Task
Wherever a line holds the string "trabajar", copy that line.

Source records
%%
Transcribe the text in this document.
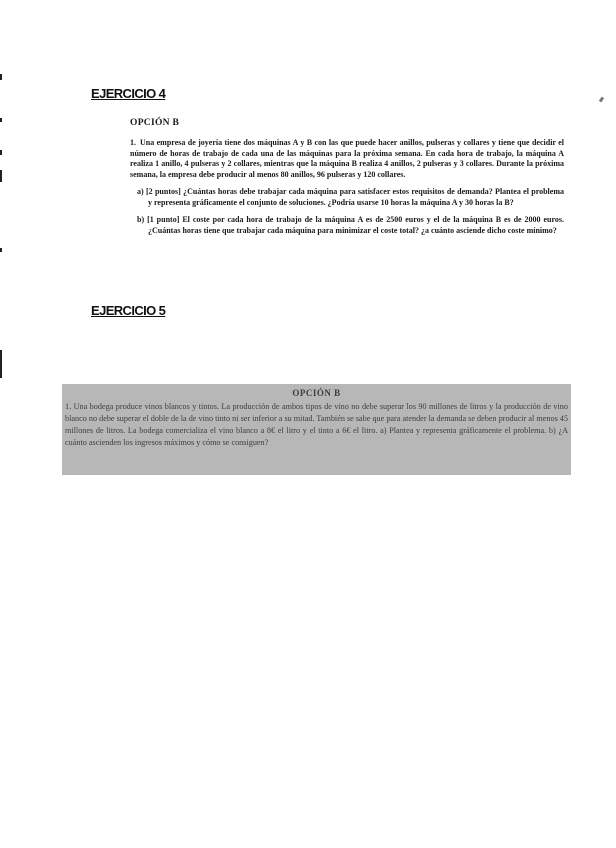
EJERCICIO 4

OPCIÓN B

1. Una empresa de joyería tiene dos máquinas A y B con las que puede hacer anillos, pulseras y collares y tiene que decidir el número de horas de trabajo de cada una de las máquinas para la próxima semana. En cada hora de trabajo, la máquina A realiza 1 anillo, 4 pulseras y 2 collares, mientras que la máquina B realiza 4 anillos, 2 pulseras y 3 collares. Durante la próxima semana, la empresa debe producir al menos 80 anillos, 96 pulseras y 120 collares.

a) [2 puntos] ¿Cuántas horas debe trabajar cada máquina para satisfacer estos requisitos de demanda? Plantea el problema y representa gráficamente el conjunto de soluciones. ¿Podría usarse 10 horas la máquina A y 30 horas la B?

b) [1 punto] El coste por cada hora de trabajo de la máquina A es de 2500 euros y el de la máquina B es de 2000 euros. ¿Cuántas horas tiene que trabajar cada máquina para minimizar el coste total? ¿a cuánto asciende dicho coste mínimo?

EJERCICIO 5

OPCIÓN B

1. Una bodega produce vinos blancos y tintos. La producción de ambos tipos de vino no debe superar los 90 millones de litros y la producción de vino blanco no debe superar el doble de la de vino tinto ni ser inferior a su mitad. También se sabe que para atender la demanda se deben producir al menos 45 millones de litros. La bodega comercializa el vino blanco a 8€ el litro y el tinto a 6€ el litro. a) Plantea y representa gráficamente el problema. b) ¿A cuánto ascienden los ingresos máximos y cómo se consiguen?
%%
Task response
a) [2 puntos] ¿Cuántas horas debe trabajar cada máquina para satisfacer estos requisitos de demanda? Plantea el problema y representa gráficamente el conjunto de soluciones. ¿Podría usarse 10 horas la máquina A y 30 horas la B?
b) [1 punto] El coste por cada hora de trabajo de la máquina A es de 2500 euros y el de la máquina B es de 2000 euros. ¿Cuántas horas tiene que trabajar cada máquina para minimizar el coste total? ¿a cuánto asciende dicho coste mínimo?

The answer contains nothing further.